**Exercise goal:** Read through the records below and copy each line that uses the word "glucosidase".

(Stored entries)
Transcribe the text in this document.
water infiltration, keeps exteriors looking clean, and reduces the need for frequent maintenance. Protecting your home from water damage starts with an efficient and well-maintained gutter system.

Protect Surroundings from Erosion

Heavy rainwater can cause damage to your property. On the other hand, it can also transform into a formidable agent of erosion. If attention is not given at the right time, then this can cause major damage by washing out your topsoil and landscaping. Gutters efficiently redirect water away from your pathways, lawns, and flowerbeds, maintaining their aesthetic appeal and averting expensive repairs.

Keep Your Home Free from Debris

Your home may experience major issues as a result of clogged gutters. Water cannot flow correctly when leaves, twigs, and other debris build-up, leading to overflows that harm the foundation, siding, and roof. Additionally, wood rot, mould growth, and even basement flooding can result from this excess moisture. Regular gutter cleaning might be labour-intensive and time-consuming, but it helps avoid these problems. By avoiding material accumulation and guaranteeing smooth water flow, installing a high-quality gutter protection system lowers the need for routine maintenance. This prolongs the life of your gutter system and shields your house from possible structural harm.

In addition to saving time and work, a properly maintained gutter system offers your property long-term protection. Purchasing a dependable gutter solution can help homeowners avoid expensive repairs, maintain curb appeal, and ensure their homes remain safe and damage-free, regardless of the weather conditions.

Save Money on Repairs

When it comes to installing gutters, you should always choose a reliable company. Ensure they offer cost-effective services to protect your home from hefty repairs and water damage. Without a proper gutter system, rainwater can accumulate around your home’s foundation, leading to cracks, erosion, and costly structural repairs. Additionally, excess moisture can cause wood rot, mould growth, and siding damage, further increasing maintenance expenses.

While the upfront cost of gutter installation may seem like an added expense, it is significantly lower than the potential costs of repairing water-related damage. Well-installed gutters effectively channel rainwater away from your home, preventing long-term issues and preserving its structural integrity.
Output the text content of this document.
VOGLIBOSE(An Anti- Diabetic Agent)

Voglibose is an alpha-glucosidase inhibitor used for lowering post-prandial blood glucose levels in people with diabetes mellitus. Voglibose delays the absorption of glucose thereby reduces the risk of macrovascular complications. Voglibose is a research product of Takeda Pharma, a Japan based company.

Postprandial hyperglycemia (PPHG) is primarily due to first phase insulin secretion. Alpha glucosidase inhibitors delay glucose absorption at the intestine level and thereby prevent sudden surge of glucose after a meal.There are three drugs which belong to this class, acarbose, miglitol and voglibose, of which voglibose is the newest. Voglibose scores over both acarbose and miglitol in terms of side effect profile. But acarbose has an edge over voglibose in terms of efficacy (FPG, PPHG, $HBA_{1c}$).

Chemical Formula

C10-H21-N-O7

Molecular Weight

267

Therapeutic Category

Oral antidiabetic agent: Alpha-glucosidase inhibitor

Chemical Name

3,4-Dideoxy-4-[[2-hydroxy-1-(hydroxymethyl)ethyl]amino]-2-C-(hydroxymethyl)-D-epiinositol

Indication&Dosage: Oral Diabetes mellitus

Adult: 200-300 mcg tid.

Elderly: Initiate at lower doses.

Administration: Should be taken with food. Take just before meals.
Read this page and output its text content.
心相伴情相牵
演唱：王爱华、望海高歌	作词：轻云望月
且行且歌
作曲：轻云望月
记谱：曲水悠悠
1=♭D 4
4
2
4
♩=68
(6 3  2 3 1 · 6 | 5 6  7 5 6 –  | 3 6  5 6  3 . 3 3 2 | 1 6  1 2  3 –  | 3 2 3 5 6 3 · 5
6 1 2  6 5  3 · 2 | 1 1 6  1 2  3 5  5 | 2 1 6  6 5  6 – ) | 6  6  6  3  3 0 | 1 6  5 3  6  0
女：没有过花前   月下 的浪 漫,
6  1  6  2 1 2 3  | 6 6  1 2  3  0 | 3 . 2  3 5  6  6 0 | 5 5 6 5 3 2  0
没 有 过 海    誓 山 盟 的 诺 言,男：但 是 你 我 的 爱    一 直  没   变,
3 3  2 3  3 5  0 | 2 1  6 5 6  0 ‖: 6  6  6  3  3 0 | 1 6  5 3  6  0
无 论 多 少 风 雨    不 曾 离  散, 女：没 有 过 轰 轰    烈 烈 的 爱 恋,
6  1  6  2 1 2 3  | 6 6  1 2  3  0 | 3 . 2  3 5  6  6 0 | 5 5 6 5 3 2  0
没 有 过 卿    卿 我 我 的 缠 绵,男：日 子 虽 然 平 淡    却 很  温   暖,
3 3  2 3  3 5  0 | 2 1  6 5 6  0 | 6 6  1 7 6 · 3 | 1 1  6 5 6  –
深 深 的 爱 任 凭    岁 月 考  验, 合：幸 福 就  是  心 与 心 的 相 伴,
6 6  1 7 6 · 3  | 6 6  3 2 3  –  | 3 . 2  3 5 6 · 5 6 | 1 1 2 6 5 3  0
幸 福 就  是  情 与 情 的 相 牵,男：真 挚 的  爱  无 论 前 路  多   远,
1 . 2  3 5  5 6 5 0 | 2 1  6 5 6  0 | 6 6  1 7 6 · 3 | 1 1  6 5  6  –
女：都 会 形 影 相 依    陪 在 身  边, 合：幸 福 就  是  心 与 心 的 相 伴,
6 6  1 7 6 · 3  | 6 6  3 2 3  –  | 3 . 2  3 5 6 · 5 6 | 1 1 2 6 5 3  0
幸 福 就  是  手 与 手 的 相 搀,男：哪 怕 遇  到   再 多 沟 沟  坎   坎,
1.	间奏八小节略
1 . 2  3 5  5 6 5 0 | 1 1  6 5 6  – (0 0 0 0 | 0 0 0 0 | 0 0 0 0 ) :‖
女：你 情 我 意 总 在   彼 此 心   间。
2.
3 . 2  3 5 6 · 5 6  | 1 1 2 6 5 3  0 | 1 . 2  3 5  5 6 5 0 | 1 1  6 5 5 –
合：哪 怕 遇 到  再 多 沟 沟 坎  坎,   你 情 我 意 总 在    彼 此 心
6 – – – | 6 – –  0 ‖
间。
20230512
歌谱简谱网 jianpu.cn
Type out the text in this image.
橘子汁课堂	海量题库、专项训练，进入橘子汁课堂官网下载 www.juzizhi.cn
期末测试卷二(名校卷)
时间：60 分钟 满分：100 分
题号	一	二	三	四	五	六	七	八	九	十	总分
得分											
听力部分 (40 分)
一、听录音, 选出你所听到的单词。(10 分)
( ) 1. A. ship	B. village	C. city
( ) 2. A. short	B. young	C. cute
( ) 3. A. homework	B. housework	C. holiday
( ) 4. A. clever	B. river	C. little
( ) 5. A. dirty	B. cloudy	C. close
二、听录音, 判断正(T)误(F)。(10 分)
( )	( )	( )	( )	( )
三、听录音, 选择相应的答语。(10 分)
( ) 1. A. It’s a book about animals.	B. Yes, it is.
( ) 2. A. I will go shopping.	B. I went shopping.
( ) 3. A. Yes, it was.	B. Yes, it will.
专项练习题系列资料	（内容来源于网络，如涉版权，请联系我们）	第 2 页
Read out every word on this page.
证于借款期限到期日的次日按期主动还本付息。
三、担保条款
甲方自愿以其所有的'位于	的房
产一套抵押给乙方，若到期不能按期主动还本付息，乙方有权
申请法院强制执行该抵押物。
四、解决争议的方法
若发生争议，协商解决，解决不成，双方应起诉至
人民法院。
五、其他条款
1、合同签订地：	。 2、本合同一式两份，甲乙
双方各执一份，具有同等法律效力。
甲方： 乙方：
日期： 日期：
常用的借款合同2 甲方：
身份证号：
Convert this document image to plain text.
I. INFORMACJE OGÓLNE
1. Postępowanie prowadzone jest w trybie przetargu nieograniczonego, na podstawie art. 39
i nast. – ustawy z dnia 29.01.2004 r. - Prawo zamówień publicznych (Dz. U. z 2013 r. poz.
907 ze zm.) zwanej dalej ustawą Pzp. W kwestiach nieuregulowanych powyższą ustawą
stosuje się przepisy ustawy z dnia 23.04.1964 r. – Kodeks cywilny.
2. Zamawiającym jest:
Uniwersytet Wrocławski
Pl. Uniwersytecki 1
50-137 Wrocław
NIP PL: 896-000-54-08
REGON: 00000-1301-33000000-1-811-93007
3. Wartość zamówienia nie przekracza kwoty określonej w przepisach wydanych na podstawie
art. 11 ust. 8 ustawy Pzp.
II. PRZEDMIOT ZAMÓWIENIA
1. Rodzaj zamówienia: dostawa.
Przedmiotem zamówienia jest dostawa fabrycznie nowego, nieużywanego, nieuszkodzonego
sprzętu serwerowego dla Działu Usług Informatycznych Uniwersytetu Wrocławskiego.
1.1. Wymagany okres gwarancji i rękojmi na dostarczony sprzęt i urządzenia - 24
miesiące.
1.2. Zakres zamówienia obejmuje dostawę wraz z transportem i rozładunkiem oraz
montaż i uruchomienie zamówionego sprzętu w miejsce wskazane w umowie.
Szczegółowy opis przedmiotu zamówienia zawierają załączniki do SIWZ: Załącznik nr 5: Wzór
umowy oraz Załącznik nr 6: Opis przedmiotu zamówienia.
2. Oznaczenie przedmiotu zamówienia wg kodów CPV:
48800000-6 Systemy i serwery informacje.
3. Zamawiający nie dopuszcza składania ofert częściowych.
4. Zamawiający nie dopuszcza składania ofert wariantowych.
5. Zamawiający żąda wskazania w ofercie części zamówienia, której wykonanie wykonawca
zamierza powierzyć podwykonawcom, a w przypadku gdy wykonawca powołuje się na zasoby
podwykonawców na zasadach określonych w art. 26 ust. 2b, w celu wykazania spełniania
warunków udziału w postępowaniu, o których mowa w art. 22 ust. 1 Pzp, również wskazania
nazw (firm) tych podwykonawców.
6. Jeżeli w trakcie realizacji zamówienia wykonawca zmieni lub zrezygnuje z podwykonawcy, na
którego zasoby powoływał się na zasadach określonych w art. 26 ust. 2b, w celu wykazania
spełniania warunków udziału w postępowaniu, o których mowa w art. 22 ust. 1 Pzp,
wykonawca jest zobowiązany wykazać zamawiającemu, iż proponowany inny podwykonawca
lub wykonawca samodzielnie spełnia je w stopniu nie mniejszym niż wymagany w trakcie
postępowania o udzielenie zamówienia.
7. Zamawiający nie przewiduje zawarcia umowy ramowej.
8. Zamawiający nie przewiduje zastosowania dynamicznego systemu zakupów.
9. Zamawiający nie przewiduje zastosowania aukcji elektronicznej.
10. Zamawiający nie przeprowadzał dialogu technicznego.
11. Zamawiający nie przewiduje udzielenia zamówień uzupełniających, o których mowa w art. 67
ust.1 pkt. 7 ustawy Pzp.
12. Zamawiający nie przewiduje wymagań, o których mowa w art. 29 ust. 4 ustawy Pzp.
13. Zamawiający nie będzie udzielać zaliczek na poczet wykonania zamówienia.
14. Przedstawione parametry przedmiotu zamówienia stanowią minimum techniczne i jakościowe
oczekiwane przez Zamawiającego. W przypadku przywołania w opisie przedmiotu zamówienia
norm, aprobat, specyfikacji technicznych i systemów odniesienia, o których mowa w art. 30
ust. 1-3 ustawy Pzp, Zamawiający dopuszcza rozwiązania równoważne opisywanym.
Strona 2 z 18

**Expected answer:**
Voglibose is an alpha-glucosidase inhibitor used for lowering post-prandial blood glucose levels in people with diabetes mellitus. Voglibose delays the absorption of glucose thereby reduces the risk of macrovascular complications. Voglibose is a research product of Takeda Pharma, a Japan based company.
Postprandial hyperglycemia (PPHG) is primarily due to first phase insulin secretion. Alpha glucosidase inhibitors delay glucose absorption at the intestine level and thereby prevent sudden surge of glucose after a meal.There are three drugs which belong to this class, acarbose, miglitol and voglibose, of which voglibose is the newest. Voglibose scores over both acarbose and miglitol in terms of side effect profile. But acarbose has an edge over voglibose in terms of efficacy (FPG, PPHG, $HBA_{1c}$).
Oral antidiabetic agent: Alpha-glucosidase inhibitor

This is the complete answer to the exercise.